What you are asked to do: Wherever the string "crest" shows up in a line, count that line. Give the total alone.

===============

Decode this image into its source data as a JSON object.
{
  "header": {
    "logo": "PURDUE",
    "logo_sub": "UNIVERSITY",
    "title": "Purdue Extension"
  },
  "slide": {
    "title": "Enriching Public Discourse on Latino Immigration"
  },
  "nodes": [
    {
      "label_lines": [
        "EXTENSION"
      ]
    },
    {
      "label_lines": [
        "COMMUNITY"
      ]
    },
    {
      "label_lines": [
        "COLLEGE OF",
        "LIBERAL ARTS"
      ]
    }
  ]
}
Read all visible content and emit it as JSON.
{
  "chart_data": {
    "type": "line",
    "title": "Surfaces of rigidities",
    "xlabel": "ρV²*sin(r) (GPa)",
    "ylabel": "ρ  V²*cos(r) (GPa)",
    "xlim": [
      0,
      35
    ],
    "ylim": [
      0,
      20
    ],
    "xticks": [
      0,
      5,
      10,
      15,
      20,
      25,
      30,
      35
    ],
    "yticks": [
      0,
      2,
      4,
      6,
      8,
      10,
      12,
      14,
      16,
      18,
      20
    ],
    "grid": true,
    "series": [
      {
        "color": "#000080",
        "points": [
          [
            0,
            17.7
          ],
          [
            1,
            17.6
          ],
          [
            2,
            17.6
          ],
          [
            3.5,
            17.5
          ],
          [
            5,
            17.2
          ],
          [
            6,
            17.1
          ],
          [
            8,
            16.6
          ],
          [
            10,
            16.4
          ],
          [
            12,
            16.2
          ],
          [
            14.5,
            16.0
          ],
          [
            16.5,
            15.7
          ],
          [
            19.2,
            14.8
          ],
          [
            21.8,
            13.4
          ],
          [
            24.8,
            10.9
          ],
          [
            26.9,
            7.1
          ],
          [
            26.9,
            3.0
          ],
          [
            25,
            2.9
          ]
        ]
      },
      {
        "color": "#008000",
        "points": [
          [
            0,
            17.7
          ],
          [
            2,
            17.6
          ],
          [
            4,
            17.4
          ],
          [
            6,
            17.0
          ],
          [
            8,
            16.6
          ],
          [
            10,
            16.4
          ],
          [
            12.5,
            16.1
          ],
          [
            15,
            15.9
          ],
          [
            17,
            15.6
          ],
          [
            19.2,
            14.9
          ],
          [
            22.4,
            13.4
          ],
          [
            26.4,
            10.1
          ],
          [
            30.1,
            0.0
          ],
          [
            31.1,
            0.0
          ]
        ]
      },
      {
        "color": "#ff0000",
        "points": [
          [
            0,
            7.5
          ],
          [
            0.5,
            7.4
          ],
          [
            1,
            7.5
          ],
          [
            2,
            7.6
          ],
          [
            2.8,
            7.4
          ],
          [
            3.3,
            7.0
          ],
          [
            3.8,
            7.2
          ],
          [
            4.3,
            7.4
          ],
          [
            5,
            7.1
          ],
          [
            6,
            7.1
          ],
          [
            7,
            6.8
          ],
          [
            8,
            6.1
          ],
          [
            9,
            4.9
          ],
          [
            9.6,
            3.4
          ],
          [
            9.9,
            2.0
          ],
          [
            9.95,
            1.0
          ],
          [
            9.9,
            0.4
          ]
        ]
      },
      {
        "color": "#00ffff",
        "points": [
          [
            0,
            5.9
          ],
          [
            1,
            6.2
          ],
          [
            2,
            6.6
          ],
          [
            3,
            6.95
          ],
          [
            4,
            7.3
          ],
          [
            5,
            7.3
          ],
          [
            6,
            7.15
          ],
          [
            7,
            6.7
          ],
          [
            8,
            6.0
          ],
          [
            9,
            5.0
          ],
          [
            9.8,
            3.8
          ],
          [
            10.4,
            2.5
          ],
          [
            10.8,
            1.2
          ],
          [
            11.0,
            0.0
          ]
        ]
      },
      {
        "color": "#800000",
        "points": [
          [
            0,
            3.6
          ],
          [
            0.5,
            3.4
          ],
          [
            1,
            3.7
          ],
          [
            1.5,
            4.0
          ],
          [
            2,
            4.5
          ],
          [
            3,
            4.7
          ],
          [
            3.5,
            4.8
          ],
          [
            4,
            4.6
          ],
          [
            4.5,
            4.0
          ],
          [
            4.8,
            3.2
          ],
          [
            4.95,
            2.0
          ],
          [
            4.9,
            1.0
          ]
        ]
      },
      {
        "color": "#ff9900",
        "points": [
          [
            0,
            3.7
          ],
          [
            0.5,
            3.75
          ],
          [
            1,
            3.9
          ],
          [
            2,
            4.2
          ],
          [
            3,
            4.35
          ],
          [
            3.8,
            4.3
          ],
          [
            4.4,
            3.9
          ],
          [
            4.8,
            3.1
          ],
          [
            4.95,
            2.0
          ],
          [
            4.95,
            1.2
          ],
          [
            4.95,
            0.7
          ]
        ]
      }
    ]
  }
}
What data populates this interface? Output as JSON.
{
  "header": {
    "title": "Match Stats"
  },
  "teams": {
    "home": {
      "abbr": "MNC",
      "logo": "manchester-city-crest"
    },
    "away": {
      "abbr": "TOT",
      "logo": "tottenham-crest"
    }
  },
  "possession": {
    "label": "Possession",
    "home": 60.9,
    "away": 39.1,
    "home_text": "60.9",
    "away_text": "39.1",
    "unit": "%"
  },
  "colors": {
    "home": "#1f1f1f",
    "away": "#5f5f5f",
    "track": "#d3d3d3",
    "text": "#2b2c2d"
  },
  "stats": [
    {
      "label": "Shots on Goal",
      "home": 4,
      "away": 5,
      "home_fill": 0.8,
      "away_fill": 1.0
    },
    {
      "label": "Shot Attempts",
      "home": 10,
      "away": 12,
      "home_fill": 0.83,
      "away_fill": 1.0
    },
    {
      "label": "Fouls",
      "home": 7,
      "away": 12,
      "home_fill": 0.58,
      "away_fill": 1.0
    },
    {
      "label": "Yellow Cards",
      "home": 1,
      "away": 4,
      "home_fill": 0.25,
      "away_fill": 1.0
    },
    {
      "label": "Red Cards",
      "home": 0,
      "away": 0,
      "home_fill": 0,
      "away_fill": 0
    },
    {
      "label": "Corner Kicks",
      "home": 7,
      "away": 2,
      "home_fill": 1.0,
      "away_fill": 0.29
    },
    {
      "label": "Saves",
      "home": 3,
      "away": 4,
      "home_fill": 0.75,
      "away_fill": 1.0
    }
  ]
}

===============

Task output: 2